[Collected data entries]
╭──
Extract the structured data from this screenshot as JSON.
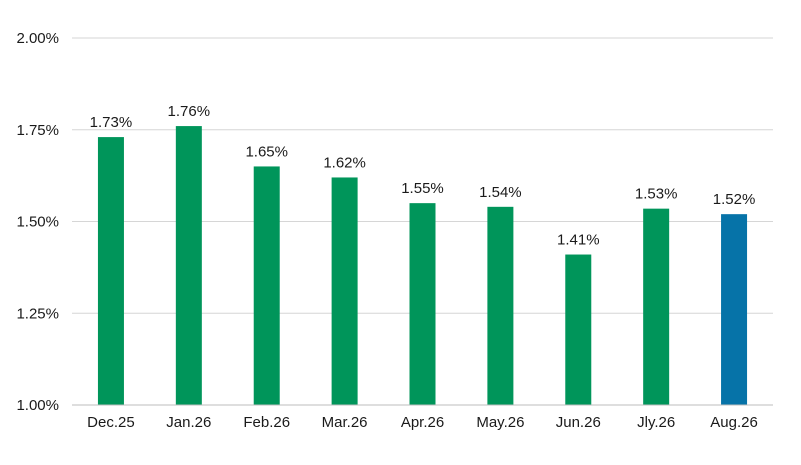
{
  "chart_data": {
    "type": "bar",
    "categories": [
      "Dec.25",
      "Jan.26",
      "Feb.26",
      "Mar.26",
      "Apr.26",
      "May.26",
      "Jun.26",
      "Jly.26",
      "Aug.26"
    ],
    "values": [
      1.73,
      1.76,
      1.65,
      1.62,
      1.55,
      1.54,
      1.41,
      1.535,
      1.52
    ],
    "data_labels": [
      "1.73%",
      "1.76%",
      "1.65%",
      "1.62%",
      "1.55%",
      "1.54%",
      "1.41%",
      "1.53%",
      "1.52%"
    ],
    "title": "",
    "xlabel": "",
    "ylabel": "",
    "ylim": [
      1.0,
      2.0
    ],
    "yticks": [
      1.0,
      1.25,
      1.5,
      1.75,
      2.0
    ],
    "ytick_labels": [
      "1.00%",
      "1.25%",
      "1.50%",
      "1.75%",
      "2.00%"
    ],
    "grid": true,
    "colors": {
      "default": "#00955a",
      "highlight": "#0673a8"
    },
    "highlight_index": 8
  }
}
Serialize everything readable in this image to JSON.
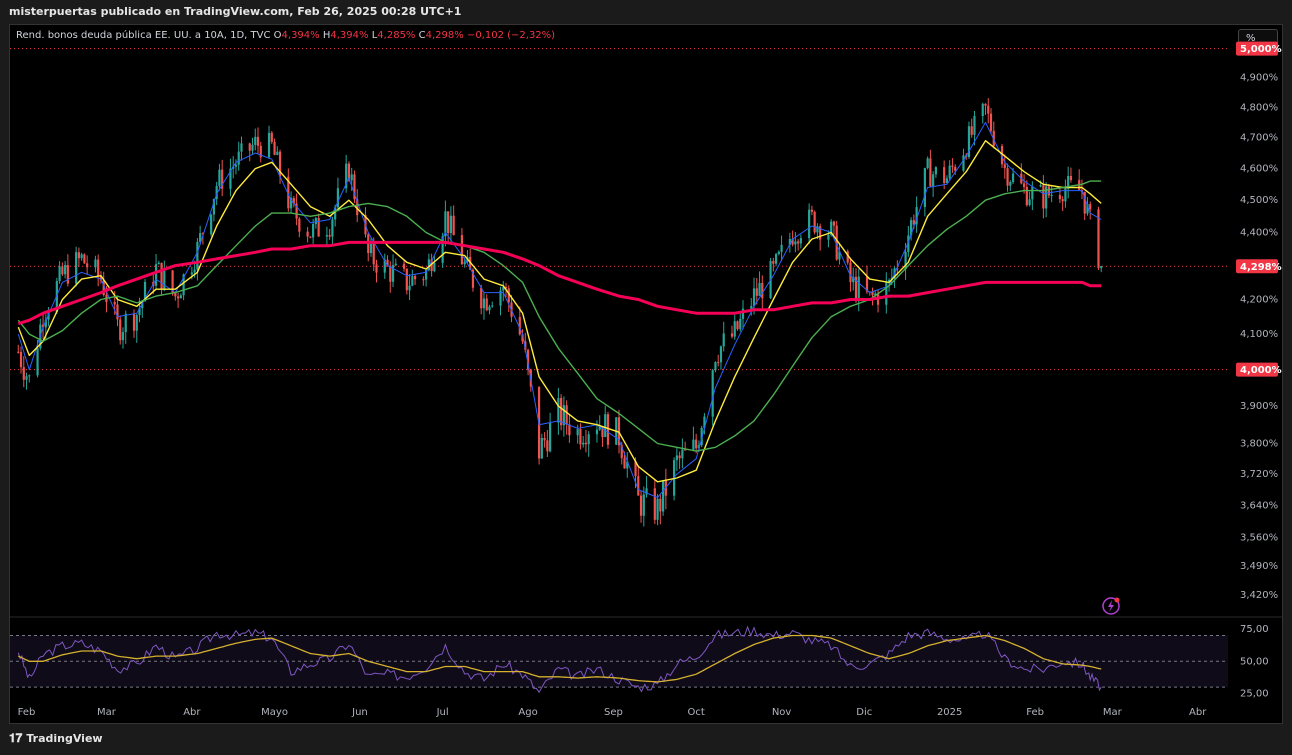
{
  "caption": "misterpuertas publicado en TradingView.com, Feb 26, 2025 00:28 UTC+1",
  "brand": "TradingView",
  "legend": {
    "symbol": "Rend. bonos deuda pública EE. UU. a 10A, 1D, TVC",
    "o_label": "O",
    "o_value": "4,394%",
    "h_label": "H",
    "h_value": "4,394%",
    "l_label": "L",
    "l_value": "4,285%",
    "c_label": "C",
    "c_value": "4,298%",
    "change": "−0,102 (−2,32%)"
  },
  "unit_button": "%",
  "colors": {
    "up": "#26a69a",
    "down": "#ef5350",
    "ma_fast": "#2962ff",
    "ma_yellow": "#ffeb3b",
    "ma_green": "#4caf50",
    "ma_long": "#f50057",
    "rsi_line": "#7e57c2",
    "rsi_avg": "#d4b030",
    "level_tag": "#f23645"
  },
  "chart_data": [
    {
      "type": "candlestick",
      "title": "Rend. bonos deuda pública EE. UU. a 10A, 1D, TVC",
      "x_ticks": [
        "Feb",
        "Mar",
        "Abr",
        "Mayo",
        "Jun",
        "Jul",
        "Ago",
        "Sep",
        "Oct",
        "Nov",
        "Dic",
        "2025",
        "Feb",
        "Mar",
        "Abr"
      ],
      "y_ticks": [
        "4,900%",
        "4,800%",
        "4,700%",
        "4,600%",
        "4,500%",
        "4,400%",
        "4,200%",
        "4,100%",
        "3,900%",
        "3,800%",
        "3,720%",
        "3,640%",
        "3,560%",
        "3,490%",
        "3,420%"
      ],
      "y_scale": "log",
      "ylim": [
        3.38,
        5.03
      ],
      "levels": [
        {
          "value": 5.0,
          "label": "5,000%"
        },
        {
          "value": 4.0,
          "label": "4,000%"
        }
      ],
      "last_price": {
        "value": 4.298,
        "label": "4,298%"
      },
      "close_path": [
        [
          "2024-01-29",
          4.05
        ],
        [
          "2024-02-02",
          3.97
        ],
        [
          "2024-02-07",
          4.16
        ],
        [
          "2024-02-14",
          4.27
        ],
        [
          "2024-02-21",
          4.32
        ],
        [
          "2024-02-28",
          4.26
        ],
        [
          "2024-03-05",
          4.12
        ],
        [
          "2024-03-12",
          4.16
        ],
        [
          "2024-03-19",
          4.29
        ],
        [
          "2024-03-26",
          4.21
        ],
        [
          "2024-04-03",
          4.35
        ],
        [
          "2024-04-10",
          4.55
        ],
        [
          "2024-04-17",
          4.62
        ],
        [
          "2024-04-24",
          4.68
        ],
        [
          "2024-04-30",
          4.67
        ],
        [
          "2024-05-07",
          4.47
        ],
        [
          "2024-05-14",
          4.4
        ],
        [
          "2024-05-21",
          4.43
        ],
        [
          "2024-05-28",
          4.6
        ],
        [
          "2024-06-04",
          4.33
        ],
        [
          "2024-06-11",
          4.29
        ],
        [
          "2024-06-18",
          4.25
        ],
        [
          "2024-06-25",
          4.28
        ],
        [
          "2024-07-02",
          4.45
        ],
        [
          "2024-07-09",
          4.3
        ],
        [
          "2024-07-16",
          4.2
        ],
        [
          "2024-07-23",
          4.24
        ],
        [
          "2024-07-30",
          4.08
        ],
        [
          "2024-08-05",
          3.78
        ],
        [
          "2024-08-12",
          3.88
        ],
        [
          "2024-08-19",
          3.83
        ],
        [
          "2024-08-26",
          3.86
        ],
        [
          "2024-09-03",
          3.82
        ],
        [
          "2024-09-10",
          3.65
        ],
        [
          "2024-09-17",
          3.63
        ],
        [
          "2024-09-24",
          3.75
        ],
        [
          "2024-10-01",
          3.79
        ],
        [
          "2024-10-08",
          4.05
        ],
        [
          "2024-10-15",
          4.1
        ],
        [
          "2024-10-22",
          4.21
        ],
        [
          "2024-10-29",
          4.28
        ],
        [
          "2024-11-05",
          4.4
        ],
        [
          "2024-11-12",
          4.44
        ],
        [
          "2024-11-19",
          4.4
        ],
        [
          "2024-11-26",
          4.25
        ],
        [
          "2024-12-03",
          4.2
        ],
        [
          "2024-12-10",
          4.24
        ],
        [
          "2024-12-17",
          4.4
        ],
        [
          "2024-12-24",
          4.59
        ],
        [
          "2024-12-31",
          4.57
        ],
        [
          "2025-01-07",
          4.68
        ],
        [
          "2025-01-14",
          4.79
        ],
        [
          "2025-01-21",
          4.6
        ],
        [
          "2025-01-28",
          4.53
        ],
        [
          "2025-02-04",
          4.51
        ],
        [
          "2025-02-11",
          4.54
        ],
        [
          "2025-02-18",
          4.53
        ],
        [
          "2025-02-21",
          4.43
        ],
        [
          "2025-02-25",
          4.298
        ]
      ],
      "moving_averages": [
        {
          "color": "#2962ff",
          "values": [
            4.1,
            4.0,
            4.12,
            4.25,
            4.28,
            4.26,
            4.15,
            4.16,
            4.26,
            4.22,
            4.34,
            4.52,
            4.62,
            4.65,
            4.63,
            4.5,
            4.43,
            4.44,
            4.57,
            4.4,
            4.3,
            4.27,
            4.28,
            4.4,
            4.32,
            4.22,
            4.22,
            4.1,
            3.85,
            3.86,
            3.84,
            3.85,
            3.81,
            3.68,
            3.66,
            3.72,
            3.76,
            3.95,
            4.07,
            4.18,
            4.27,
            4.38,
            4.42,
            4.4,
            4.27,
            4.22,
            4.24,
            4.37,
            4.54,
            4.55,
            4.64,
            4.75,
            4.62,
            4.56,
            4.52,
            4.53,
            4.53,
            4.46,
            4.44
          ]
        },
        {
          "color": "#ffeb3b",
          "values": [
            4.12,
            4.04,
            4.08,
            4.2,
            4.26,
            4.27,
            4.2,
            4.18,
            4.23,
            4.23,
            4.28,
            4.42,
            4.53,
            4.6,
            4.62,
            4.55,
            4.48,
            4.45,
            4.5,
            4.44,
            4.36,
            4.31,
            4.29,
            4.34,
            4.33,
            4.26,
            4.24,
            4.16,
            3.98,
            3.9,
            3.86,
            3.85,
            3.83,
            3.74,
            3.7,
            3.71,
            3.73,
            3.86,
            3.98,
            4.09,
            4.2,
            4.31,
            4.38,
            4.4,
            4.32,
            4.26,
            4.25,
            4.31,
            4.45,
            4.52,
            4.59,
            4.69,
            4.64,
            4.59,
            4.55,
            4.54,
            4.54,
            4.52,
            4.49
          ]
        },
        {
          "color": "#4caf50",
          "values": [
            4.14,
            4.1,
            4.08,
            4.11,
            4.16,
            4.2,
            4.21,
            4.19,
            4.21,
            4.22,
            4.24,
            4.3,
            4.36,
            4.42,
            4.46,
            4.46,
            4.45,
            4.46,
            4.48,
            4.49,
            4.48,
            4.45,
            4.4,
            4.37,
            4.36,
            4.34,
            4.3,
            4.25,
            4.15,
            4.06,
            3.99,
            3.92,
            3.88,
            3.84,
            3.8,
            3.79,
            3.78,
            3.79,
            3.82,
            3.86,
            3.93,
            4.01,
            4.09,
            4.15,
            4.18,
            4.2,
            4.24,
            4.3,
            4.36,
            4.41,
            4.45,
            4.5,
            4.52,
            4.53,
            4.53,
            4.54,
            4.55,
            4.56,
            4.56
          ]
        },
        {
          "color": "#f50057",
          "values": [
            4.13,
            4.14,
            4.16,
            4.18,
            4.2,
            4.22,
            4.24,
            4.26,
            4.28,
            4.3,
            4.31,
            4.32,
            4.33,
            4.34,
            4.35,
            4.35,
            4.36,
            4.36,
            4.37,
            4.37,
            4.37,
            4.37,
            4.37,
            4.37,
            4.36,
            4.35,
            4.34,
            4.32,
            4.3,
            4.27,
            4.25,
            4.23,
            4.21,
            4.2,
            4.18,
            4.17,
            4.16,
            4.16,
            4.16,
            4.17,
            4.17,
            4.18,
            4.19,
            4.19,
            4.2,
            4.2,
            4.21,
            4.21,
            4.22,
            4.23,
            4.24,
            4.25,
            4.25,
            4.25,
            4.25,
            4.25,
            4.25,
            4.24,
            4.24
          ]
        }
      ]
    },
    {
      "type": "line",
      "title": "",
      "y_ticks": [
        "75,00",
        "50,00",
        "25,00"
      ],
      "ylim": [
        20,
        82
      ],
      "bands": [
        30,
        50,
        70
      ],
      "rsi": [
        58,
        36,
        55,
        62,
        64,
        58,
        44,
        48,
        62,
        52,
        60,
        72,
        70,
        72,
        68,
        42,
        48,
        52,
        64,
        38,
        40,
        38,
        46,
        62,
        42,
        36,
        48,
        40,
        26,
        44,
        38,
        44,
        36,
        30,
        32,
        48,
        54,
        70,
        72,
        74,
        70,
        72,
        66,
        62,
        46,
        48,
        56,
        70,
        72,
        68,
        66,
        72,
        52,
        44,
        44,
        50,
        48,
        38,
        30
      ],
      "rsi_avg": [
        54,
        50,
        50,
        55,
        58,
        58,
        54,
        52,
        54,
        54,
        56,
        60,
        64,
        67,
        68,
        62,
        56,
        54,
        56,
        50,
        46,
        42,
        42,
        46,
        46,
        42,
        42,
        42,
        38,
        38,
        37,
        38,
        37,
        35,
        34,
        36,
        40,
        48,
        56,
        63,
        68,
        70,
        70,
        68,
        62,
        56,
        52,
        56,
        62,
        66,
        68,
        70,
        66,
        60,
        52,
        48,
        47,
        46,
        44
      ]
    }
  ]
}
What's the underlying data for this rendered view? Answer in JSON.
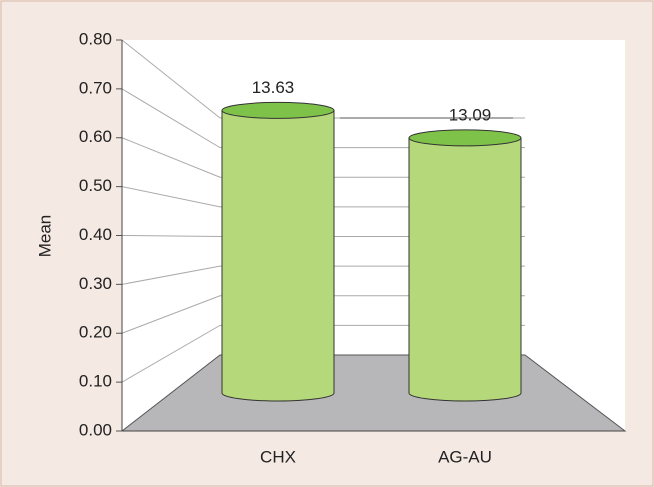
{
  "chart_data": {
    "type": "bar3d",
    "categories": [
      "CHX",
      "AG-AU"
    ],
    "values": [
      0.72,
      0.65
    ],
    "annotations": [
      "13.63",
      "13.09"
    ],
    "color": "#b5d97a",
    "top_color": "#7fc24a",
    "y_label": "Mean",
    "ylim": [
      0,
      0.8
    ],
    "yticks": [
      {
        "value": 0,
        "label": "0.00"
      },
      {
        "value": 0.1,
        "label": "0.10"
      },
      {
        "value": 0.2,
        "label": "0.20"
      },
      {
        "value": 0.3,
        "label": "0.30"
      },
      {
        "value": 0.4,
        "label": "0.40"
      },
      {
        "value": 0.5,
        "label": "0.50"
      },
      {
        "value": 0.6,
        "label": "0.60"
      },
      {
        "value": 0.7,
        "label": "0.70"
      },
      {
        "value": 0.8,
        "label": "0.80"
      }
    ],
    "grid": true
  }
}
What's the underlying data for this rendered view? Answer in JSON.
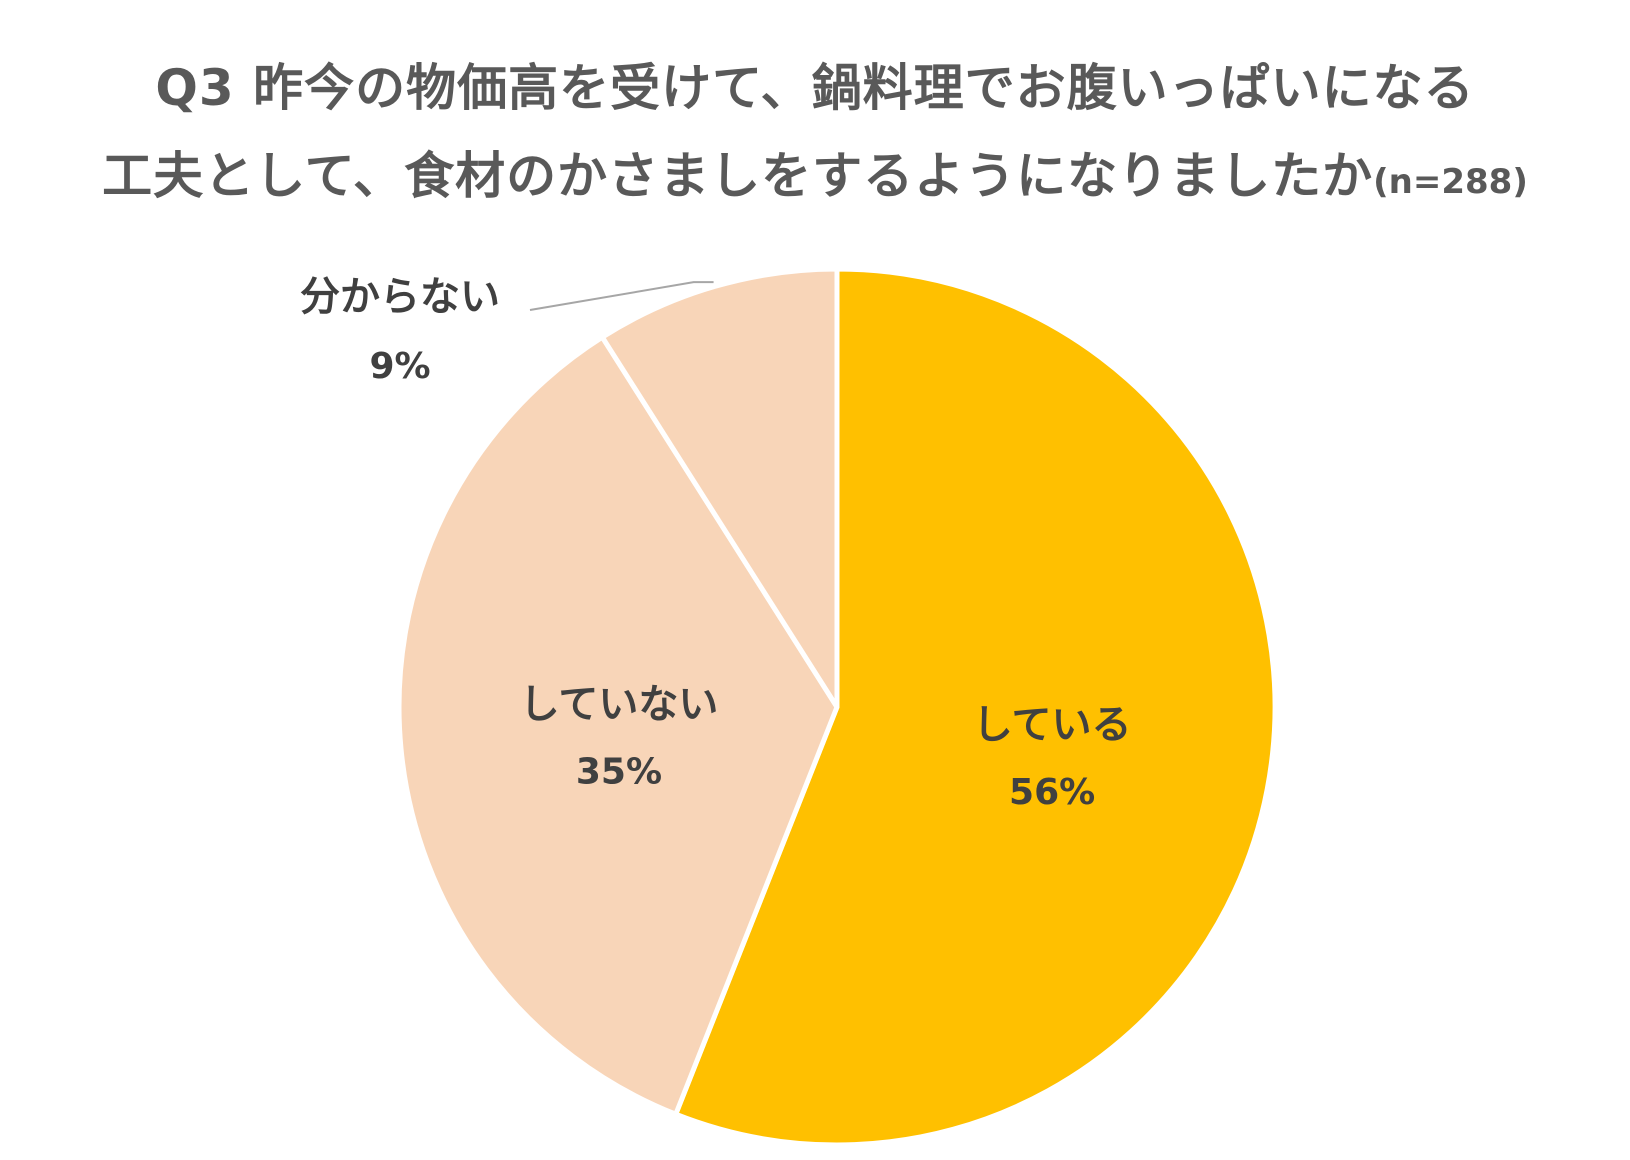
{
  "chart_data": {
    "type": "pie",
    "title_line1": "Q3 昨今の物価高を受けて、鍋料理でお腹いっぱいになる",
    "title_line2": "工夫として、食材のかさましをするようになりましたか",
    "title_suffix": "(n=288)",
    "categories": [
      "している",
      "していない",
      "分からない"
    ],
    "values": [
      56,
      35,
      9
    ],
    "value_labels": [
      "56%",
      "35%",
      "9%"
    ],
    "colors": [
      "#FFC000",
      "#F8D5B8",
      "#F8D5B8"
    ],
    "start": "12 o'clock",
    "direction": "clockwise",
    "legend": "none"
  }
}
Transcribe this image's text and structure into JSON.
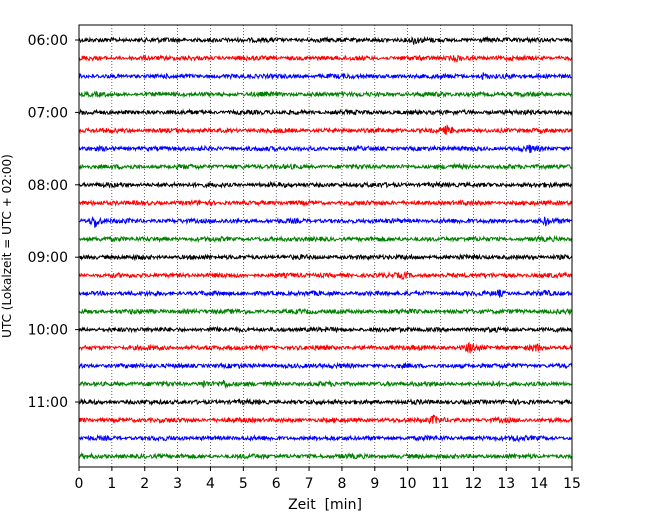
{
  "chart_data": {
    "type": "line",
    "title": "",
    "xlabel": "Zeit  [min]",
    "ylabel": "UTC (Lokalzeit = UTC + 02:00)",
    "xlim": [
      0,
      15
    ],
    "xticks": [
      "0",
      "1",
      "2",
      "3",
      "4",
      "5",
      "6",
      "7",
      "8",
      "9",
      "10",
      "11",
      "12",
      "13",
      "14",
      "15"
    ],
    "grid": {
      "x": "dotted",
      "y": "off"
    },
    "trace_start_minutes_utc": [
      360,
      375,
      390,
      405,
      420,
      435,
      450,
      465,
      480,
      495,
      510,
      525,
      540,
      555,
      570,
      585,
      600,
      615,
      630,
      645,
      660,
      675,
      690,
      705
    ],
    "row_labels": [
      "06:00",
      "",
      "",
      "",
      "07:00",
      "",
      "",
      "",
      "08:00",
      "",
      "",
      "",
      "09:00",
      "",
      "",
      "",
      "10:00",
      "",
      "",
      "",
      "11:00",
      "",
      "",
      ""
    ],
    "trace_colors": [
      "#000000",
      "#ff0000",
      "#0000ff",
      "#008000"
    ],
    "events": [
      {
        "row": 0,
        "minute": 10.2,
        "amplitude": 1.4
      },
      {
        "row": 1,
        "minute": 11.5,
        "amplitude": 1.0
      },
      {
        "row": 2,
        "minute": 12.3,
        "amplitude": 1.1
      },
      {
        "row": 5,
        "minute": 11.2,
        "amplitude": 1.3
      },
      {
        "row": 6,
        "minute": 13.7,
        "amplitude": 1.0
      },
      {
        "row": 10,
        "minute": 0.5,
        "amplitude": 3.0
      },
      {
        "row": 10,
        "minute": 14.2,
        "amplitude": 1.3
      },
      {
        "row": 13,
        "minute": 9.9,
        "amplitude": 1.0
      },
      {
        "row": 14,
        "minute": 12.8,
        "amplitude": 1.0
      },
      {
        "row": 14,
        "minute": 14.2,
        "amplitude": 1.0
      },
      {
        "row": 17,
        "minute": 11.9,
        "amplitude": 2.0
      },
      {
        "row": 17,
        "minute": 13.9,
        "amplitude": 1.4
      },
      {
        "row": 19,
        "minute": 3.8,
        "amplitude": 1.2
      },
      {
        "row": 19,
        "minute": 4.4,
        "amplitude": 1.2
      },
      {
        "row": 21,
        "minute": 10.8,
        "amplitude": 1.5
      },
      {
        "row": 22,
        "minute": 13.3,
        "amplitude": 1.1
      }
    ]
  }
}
╰──
### Objective:
Reply with nothing except the number of lines in the listing above that include "deuda".

### Output below:
2